[start]

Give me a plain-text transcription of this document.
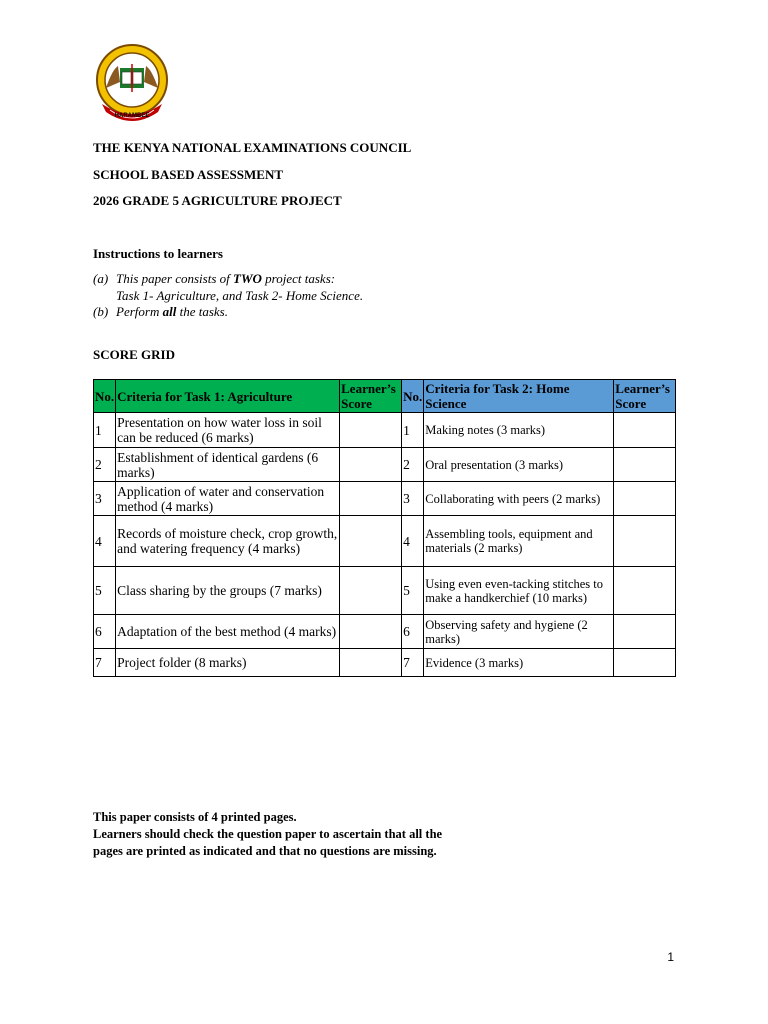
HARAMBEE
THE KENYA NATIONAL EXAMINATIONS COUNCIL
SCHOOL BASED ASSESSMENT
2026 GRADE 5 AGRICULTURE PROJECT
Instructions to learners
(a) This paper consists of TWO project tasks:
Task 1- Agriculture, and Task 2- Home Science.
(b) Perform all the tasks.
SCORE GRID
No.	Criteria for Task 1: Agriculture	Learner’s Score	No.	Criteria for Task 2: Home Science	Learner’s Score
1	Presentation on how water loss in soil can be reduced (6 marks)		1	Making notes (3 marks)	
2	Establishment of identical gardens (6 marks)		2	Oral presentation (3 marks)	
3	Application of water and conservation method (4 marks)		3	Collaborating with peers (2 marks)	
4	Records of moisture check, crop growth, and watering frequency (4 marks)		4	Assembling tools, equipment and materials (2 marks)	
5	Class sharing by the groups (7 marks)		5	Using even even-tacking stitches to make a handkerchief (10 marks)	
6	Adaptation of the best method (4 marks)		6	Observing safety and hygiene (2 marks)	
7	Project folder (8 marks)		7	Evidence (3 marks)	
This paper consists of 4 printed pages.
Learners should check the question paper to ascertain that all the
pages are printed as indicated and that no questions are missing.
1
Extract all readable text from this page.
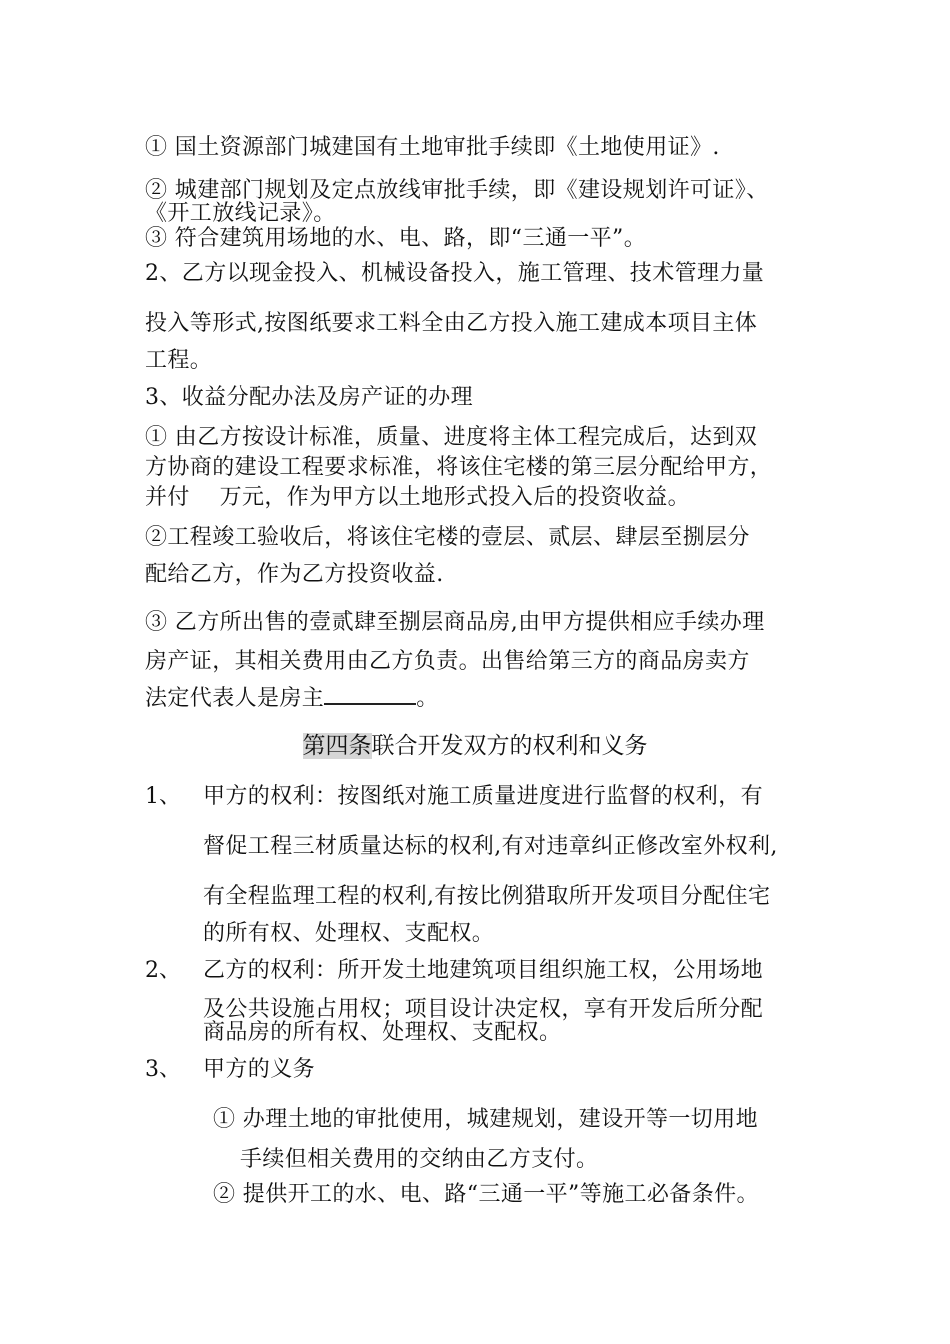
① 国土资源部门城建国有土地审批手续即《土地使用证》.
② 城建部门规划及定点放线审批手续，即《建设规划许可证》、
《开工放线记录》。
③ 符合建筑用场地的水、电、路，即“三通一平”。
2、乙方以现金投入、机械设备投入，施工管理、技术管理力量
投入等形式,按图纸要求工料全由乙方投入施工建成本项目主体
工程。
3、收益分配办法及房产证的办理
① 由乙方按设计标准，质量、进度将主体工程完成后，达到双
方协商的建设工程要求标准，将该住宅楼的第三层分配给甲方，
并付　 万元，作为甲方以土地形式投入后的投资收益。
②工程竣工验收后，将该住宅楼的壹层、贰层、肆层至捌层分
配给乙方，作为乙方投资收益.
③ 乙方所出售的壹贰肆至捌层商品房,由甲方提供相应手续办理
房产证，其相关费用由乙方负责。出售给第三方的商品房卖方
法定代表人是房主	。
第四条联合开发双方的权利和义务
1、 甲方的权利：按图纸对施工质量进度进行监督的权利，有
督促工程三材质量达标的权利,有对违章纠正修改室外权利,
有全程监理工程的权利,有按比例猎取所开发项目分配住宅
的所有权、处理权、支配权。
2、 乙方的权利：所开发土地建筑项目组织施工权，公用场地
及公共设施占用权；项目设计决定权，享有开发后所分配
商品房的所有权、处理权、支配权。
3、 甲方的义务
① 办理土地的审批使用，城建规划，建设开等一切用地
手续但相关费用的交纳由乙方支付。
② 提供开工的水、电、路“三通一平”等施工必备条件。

[end]

→ **What you will do**: Leave out every picture and copy the rest of the records exactly.

→ **Task response**:
Give me a plain-text transcription of this document.
HARAMBEE
THE KENYA NATIONAL EXAMINATIONS COUNCIL
SCHOOL BASED ASSESSMENT
2026 GRADE 5 AGRICULTURE PROJECT
Instructions to learners
(a) This paper consists of TWO project tasks:
Task 1- Agriculture, and Task 2- Home Science.
(b) Perform all the tasks.
SCORE GRID
No.	Criteria for Task 1: Agriculture	Learner’s Score	No.	Criteria for Task 2: Home Science	Learner’s Score
1	Presentation on how water loss in soil can be reduced (6 marks)		1	Making notes (3 marks)	
2	Establishment of identical gardens (6 marks)		2	Oral presentation (3 marks)	
3	Application of water and conservation method (4 marks)		3	Collaborating with peers (2 marks)	
4	Records of moisture check, crop growth, and watering frequency (4 marks)		4	Assembling tools, equipment and materials (2 marks)	
5	Class sharing by the groups (7 marks)		5	Using even even-tacking stitches to make a handkerchief (10 marks)	
6	Adaptation of the best method (4 marks)		6	Observing safety and hygiene (2 marks)	
7	Project folder (8 marks)		7	Evidence (3 marks)	
This paper consists of 4 printed pages.
Learners should check the question paper to ascertain that all the
pages are printed as indicated and that no questions are missing.
1
Extract all readable text from this page.
① 国土资源部门城建国有土地审批手续即《土地使用证》.
② 城建部门规划及定点放线审批手续，即《建设规划许可证》、
《开工放线记录》。
③ 符合建筑用场地的水、电、路，即“三通一平”。
2、乙方以现金投入、机械设备投入，施工管理、技术管理力量
投入等形式,按图纸要求工料全由乙方投入施工建成本项目主体
工程。
3、收益分配办法及房产证的办理
① 由乙方按设计标准，质量、进度将主体工程完成后，达到双
方协商的建设工程要求标准，将该住宅楼的第三层分配给甲方，
并付　 万元，作为甲方以土地形式投入后的投资收益。
②工程竣工验收后，将该住宅楼的壹层、贰层、肆层至捌层分
配给乙方，作为乙方投资收益.
③ 乙方所出售的壹贰肆至捌层商品房,由甲方提供相应手续办理
房产证，其相关费用由乙方负责。出售给第三方的商品房卖方
法定代表人是房主	。
第四条联合开发双方的权利和义务
1、 甲方的权利：按图纸对施工质量进度进行监督的权利，有
督促工程三材质量达标的权利,有对违章纠正修改室外权利,
有全程监理工程的权利,有按比例猎取所开发项目分配住宅
的所有权、处理权、支配权。
2、 乙方的权利：所开发土地建筑项目组织施工权，公用场地
及公共设施占用权；项目设计决定权，享有开发后所分配
商品房的所有权、处理权、支配权。
3、 甲方的义务
① 办理土地的审批使用，城建规划，建设开等一切用地
手续但相关费用的交纳由乙方支付。
② 提供开工的水、电、路“三通一平”等施工必备条件。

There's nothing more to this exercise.